### Page excerpt:
Frequently Asked Questions

How does the MRI work?

The MRI is safe and non-invasive. This means that no needles are used and no chemicals or radiation (as is the case with X-rays) are used to create images. Instead it uses a powerful magnet and radio frequencies to create images of tissue in your body. Your child will be gently placed into a device known as an MRI scanner, which is a long tube surrounded by the magnet. The scanner sends and receives signals from the cells in your child’s body. A computer interprets the signals into a set of images that you can see on a computer monitor and then stores the images in the computer. The most important factor in getting a good picture is for your child to remain still. Just like when a photograph is taken, any movement can cause the image to be blurry. One way to make sure that your child remains still is to get the image while your child is asleep.

I am not sure if my daughter will be able to sleep through the MRI scan. What is your general approach for the sleep MRI?

### Data to examine:
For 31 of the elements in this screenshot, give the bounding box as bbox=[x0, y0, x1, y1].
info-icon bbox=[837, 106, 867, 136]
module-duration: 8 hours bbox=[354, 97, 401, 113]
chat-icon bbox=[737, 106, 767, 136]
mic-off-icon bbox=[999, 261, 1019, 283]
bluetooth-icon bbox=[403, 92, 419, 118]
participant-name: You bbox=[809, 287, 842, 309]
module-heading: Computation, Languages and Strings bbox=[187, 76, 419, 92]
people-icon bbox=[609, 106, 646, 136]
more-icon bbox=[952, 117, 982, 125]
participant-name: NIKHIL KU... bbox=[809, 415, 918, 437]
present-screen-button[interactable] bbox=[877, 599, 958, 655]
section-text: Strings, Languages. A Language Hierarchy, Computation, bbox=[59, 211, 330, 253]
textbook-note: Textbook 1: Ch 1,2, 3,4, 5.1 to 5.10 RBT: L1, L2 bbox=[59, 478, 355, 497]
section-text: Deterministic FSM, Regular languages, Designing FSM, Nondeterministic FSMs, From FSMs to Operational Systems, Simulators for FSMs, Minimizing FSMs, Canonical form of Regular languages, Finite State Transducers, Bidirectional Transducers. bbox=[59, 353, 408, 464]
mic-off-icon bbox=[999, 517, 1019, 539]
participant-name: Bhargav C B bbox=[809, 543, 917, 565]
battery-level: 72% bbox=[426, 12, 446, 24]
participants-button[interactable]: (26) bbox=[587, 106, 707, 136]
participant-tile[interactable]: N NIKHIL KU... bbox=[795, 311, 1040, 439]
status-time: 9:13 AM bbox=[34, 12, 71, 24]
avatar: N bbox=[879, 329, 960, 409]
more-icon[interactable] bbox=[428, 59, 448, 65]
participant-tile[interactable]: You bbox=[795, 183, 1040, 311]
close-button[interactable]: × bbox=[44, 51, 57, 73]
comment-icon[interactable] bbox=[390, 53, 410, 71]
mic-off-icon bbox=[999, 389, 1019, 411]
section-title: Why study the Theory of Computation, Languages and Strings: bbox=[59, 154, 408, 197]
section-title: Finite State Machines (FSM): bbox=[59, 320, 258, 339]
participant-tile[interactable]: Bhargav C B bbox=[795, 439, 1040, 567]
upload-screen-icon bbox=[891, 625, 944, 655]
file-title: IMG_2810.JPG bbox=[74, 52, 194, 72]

### Task instructions:
(1) Summarize the MRI FAQ in two sentences.
(2) Answer these questions about the MRI FAQ, one line each:
(a) What does the MRI use to create images of tissue?
(b) What does the computer do with the signals from the scanner?
(c) What is the most important factor in getting a good picture?
(3) Write the next part of the MRI FAQ, starting after its last line.

### Answers for the tasks:
(1) An MRI is a safe, non-invasive scan that uses a powerful magnet and radio frequencies, not needles, chemicals, or radiation, to create images of tissue inside the body as the child lies in a long tube surrounded by the magnet. A computer turns the signals into images, and because any movement can blur them, the child must stay still, which scanning during sleep can help ensure.

(2)
(a) A powerful magnet and radio frequencies.
(b) It interprets them into a set of images that can be viewed on a computer monitor, and then it stores the images.
(c) The child must remain still.

(3)
Our team has experience scanning young children while they sleep. We will be working closely with you to develop a plan that will work best for you and your child. We will ask you to keep your child awake and active during the day so that she is sleepy during the scanning session. One idea is to try to have your child fall asleep in the car on the way to the Imaging Research Center. If this does not work, we will have a bed set up in the scanner room so that you can go through a nighttime routine upon arrival until your child falls asleep. 

 Are there costs associated with participating in the study?

There is no cost to you for participating in our study. The study will pay for all costs associated with this research.